» **What the task requires**: Repeat the rows from the first one through the row containing "svg-text:12: 12 — [514, 812, 528, 827]", both ends included, matching every character.

--------------------

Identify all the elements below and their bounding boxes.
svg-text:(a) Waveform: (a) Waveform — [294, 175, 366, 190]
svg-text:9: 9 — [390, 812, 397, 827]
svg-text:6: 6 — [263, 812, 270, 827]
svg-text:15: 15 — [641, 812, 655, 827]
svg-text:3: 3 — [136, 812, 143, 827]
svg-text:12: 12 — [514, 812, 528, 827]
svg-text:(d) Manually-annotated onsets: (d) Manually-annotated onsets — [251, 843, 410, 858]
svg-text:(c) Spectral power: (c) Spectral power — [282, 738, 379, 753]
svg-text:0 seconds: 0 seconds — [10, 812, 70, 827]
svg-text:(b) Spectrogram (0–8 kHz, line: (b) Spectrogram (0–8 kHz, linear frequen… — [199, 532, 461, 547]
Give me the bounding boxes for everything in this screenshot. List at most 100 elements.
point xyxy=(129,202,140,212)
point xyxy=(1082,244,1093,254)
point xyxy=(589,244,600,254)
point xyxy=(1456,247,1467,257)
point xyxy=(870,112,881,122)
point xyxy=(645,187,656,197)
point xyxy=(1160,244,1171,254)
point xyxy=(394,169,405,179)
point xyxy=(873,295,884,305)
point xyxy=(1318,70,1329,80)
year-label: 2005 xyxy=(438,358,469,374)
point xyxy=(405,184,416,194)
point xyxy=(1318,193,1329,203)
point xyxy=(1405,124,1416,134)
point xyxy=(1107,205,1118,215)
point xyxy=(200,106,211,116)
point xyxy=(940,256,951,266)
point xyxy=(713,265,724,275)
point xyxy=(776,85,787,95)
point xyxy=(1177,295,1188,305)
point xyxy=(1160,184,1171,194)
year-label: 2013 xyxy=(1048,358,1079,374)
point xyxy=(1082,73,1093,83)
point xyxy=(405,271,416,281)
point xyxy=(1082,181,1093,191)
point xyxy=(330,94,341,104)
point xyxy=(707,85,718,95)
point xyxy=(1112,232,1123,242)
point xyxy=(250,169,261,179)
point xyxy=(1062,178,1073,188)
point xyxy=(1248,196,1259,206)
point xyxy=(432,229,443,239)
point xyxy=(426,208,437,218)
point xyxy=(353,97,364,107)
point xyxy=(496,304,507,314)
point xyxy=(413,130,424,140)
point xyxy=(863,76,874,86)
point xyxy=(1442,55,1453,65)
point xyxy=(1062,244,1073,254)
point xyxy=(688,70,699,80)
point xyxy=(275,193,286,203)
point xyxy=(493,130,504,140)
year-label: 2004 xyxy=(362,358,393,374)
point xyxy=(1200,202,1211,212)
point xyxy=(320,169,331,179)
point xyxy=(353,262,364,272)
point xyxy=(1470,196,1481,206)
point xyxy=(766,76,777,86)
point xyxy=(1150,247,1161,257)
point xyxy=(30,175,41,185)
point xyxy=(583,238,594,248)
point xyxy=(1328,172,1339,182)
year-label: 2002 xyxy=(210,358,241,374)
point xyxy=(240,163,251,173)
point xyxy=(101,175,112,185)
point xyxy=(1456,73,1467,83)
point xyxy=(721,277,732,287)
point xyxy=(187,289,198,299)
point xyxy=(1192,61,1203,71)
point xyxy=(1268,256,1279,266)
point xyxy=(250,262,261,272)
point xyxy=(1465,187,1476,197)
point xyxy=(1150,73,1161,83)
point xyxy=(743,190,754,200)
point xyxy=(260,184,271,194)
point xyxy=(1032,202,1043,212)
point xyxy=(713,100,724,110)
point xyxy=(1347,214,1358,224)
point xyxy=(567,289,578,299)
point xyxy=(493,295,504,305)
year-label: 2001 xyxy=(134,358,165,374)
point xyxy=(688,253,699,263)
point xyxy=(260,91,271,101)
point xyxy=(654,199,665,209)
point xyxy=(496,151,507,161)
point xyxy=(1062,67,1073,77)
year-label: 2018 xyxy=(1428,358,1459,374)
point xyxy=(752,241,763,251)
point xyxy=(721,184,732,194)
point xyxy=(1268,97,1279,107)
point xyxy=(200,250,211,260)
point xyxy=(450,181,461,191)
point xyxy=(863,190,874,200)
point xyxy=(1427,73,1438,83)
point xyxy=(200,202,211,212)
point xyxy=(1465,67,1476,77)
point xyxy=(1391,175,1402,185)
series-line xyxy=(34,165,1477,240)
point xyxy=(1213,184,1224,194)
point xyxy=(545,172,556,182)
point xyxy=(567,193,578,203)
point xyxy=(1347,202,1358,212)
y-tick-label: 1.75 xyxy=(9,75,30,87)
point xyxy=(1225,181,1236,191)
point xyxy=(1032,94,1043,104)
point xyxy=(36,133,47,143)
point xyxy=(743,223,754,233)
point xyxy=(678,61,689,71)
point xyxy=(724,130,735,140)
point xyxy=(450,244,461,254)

--------------------

» **Output**:
Identify all the elements below and their bounding boxes.
svg-text:(a) Waveform: (a) Waveform — [294, 175, 366, 190]
svg-text:9: 9 — [390, 812, 397, 827]
svg-text:6: 6 — [263, 812, 270, 827]
svg-text:15: 15 — [641, 812, 655, 827]
svg-text:3: 3 — [136, 812, 143, 827]
svg-text:12: 12 — [514, 812, 528, 827]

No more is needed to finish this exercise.